→ TASK DIRECTIONS:
Go through the material and tally the lines containing the string "fuisset". Give the total alone.

Extracted records

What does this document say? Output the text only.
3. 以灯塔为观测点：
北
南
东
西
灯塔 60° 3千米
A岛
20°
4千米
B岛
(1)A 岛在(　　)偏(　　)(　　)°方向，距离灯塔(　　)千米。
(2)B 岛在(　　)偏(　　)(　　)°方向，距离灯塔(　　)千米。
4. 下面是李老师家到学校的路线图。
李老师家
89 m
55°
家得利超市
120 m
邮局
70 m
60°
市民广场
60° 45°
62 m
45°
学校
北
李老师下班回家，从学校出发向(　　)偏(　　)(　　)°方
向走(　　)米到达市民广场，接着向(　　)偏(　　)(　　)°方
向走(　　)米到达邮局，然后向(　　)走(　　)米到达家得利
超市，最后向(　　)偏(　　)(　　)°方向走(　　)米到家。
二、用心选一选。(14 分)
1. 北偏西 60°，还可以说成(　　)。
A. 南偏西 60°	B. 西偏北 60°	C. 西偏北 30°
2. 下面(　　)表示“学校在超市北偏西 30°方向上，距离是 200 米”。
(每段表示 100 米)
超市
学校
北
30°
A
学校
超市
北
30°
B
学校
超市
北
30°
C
---
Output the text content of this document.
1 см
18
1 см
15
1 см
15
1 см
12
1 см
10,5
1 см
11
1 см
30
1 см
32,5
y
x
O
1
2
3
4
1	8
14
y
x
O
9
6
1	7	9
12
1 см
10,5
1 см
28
...
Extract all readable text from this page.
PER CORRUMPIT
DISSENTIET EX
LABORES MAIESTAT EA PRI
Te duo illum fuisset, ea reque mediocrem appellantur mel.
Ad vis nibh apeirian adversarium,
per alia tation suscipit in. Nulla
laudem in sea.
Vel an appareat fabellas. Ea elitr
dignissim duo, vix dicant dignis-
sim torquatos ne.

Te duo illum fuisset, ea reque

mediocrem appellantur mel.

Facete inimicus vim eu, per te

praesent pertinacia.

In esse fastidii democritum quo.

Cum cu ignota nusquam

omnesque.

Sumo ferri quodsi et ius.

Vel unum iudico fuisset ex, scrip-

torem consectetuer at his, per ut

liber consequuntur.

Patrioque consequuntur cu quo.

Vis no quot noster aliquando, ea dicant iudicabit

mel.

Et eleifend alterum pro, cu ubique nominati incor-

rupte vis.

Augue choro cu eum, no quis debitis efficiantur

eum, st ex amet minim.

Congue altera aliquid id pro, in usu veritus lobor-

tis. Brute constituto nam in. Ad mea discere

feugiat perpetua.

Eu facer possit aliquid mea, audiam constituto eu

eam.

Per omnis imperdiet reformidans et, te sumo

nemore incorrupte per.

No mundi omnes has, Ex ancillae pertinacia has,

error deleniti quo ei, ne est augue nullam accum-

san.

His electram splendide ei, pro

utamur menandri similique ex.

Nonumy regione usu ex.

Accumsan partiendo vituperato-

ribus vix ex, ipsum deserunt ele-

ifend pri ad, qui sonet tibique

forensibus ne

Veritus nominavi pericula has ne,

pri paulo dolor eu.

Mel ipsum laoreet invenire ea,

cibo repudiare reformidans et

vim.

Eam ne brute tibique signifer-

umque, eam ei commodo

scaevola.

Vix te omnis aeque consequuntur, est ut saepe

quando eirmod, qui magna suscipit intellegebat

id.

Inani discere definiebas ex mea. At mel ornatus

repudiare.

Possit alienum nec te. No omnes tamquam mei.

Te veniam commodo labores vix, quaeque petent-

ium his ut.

→ RESULT:
3